Problem: Reproduce the following entries verbatim, line for line.

[Records from a collection]

※

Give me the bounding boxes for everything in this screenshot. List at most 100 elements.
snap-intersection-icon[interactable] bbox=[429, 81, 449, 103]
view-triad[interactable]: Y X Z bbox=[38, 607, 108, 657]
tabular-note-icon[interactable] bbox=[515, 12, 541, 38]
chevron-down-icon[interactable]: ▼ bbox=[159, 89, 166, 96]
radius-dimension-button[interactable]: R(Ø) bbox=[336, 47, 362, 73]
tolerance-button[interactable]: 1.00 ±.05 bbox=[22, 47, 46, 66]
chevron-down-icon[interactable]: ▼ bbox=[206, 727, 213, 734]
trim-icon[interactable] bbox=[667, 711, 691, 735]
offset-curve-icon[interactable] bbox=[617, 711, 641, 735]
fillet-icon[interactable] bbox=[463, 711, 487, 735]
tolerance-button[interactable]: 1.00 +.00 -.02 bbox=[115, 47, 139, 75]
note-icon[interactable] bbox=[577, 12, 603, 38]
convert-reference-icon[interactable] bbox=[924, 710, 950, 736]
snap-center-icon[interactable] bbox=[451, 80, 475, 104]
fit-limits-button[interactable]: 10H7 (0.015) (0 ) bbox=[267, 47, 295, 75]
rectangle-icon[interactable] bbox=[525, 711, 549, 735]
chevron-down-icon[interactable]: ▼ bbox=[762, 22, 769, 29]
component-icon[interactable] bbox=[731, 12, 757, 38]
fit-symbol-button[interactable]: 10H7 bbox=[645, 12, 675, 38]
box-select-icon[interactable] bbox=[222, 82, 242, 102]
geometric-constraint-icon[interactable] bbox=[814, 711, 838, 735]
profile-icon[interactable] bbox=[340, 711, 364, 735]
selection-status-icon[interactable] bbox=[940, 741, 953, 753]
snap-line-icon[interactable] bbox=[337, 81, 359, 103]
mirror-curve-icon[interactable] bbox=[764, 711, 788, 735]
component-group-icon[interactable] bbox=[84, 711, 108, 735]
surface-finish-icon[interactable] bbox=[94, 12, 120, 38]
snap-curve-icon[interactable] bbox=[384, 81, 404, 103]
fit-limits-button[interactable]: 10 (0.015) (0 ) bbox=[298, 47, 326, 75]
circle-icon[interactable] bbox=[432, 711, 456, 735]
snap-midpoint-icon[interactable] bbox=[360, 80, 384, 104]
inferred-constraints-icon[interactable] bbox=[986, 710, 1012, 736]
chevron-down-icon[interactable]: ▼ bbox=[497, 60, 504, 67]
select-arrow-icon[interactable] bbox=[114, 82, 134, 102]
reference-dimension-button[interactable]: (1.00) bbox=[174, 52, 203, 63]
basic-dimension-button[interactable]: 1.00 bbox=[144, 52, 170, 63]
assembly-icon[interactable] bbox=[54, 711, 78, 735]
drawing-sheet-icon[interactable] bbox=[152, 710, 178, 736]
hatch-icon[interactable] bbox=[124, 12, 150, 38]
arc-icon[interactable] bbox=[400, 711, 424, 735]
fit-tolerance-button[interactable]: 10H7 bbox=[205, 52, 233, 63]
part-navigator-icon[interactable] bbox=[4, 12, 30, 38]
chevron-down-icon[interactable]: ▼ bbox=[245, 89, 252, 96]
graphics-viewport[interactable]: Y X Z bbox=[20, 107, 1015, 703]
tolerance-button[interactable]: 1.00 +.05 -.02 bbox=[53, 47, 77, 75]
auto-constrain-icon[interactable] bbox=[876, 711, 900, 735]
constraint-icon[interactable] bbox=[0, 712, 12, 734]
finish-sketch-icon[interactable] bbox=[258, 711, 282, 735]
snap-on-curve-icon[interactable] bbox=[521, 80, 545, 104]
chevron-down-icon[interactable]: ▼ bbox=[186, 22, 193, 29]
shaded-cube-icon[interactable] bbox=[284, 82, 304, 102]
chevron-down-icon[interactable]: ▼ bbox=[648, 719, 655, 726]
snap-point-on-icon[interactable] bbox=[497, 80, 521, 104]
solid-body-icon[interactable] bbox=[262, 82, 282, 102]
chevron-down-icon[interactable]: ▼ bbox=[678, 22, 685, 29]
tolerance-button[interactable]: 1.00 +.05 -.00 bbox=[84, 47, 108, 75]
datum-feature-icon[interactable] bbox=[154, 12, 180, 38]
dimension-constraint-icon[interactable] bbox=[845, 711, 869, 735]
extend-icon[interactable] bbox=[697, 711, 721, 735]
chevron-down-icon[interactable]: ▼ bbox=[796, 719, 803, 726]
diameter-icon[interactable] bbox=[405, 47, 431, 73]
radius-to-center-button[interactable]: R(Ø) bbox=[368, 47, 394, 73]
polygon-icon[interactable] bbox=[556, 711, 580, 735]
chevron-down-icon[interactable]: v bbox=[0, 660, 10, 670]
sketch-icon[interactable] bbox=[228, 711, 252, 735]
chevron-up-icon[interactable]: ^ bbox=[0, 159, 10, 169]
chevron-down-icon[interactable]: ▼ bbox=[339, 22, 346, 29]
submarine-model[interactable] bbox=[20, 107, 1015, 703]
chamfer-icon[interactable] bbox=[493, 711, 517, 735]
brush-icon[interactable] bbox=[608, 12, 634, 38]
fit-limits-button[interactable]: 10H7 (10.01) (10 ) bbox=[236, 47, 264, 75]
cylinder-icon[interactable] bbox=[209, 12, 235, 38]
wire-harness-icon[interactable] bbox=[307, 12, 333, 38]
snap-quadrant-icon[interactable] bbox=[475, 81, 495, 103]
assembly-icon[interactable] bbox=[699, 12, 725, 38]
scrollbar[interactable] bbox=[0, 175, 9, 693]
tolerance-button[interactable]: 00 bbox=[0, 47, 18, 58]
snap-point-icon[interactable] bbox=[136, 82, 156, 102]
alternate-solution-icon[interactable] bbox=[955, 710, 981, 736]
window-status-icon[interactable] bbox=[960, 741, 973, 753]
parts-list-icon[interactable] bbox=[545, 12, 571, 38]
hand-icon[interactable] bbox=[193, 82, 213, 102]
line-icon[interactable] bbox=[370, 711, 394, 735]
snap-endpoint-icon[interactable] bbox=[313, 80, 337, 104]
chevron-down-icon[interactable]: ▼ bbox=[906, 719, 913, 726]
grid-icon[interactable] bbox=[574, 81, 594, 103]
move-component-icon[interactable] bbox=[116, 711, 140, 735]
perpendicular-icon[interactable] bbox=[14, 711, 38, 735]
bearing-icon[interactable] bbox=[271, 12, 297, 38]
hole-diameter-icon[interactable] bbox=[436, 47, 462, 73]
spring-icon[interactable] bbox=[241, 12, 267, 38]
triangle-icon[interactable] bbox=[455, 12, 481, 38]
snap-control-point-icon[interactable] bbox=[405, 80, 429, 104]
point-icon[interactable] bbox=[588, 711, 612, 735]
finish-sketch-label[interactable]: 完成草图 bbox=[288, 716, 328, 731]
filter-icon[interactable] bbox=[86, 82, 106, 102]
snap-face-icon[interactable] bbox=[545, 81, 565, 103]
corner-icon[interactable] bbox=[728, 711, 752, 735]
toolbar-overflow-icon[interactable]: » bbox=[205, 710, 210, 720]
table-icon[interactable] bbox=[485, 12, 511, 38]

※

The reply:
Give me the bounding boxes for everything in this screenshot. List at most 100 elements.
snap-intersection-icon[interactable] bbox=[429, 81, 449, 103]
view-triad[interactable]: Y X Z bbox=[38, 607, 108, 657]
tabular-note-icon[interactable] bbox=[515, 12, 541, 38]
chevron-down-icon[interactable]: ▼ bbox=[159, 89, 166, 96]
radius-dimension-button[interactable]: R(Ø) bbox=[336, 47, 362, 73]
tolerance-button[interactable]: 1.00 ±.05 bbox=[22, 47, 46, 66]
chevron-down-icon[interactable]: ▼ bbox=[206, 727, 213, 734]
trim-icon[interactable] bbox=[667, 711, 691, 735]
offset-curve-icon[interactable] bbox=[617, 711, 641, 735]
fillet-icon[interactable] bbox=[463, 711, 487, 735]
tolerance-button[interactable]: 1.00 +.00 -.02 bbox=[115, 47, 139, 75]
note-icon[interactable] bbox=[577, 12, 603, 38]
convert-reference-icon[interactable] bbox=[924, 710, 950, 736]
snap-center-icon[interactable] bbox=[451, 80, 475, 104]
fit-limits-button[interactable]: 10H7 (0.015) (0 ) bbox=[267, 47, 295, 75]
rectangle-icon[interactable] bbox=[525, 711, 549, 735]
chevron-down-icon[interactable]: ▼ bbox=[762, 22, 769, 29]
component-icon[interactable] bbox=[731, 12, 757, 38]
fit-symbol-button[interactable]: 10H7 bbox=[645, 12, 675, 38]
box-select-icon[interactable] bbox=[222, 82, 242, 102]
geometric-constraint-icon[interactable] bbox=[814, 711, 838, 735]
profile-icon[interactable] bbox=[340, 711, 364, 735]
selection-status-icon[interactable] bbox=[940, 741, 953, 753]
snap-line-icon[interactable] bbox=[337, 81, 359, 103]
mirror-curve-icon[interactable] bbox=[764, 711, 788, 735]
component-group-icon[interactable] bbox=[84, 711, 108, 735]
surface-finish-icon[interactable] bbox=[94, 12, 120, 38]
snap-curve-icon[interactable] bbox=[384, 81, 404, 103]
fit-limits-button[interactable]: 10 (0.015) (0 ) bbox=[298, 47, 326, 75]
circle-icon[interactable] bbox=[432, 711, 456, 735]
snap-midpoint-icon[interactable] bbox=[360, 80, 384, 104]
inferred-constraints-icon[interactable] bbox=[986, 710, 1012, 736]
chevron-down-icon[interactable]: ▼ bbox=[497, 60, 504, 67]
select-arrow-icon[interactable] bbox=[114, 82, 134, 102]
reference-dimension-button[interactable]: (1.00) bbox=[174, 52, 203, 63]
basic-dimension-button[interactable]: 1.00 bbox=[144, 52, 170, 63]
assembly-icon[interactable] bbox=[54, 711, 78, 735]
drawing-sheet-icon[interactable] bbox=[152, 710, 178, 736]
hatch-icon[interactable] bbox=[124, 12, 150, 38]
arc-icon[interactable] bbox=[400, 711, 424, 735]
fit-tolerance-button[interactable]: 10H7 bbox=[205, 52, 233, 63]
part-navigator-icon[interactable] bbox=[4, 12, 30, 38]
chevron-down-icon[interactable]: ▼ bbox=[245, 89, 252, 96]
graphics-viewport[interactable]: Y X Z bbox=[20, 107, 1015, 703]
tolerance-button[interactable]: 1.00 +.05 -.02 bbox=[53, 47, 77, 75]
auto-constrain-icon[interactable] bbox=[876, 711, 900, 735]
constraint-icon[interactable] bbox=[0, 712, 12, 734]
finish-sketch-icon[interactable] bbox=[258, 711, 282, 735]
snap-on-curve-icon[interactable] bbox=[521, 80, 545, 104]
chevron-down-icon[interactable]: ▼ bbox=[186, 22, 193, 29]
shaded-cube-icon[interactable] bbox=[284, 82, 304, 102]
chevron-down-icon[interactable]: ▼ bbox=[648, 719, 655, 726]
snap-point-on-icon[interactable] bbox=[497, 80, 521, 104]
solid-body-icon[interactable] bbox=[262, 82, 282, 102]
chevron-down-icon[interactable]: ▼ bbox=[678, 22, 685, 29]
tolerance-button[interactable]: 1.00 +.05 -.00 bbox=[84, 47, 108, 75]
datum-feature-icon[interactable] bbox=[154, 12, 180, 38]
dimension-constraint-icon[interactable] bbox=[845, 711, 869, 735]
extend-icon[interactable] bbox=[697, 711, 721, 735]
chevron-down-icon[interactable]: ▼ bbox=[796, 719, 803, 726]
diameter-icon[interactable] bbox=[405, 47, 431, 73]
radius-to-center-button[interactable]: R(Ø) bbox=[368, 47, 394, 73]
polygon-icon[interactable] bbox=[556, 711, 580, 735]
chevron-down-icon[interactable]: v bbox=[0, 660, 10, 670]
sketch-icon[interactable] bbox=[228, 711, 252, 735]
chevron-up-icon[interactable]: ^ bbox=[0, 159, 10, 169]
chevron-down-icon[interactable]: ▼ bbox=[339, 22, 346, 29]
submarine-model[interactable] bbox=[20, 107, 1015, 703]
chamfer-icon[interactable] bbox=[493, 711, 517, 735]
brush-icon[interactable] bbox=[608, 12, 634, 38]
fit-limits-button[interactable]: 10H7 (10.01) (10 ) bbox=[236, 47, 264, 75]
cylinder-icon[interactable] bbox=[209, 12, 235, 38]
wire-harness-icon[interactable] bbox=[307, 12, 333, 38]
snap-quadrant-icon[interactable] bbox=[475, 81, 495, 103]
assembly-icon[interactable] bbox=[699, 12, 725, 38]
scrollbar[interactable] bbox=[0, 175, 9, 693]
tolerance-button[interactable]: 00 bbox=[0, 47, 18, 58]
snap-point-icon[interactable] bbox=[136, 82, 156, 102]
alternate-solution-icon[interactable] bbox=[955, 710, 981, 736]
window-status-icon[interactable] bbox=[960, 741, 973, 753]
parts-list-icon[interactable] bbox=[545, 12, 571, 38]
hand-icon[interactable] bbox=[193, 82, 213, 102]
line-icon[interactable] bbox=[370, 711, 394, 735]
snap-endpoint-icon[interactable] bbox=[313, 80, 337, 104]
chevron-down-icon[interactable]: ▼ bbox=[906, 719, 913, 726]
grid-icon[interactable] bbox=[574, 81, 594, 103]
move-component-icon[interactable] bbox=[116, 711, 140, 735]
perpendicular-icon[interactable] bbox=[14, 711, 38, 735]
bearing-icon[interactable] bbox=[271, 12, 297, 38]
hole-diameter-icon[interactable] bbox=[436, 47, 462, 73]
spring-icon[interactable] bbox=[241, 12, 267, 38]
triangle-icon[interactable] bbox=[455, 12, 481, 38]
snap-control-point-icon[interactable] bbox=[405, 80, 429, 104]
point-icon[interactable] bbox=[588, 711, 612, 735]
finish-sketch-label[interactable]: 完成草图 bbox=[288, 716, 328, 731]
filter-icon[interactable] bbox=[86, 82, 106, 102]
snap-face-icon[interactable] bbox=[545, 81, 565, 103]
corner-icon[interactable] bbox=[728, 711, 752, 735]
toolbar-overflow-icon[interactable]: » bbox=[205, 710, 210, 720]
table-icon[interactable] bbox=[485, 12, 511, 38]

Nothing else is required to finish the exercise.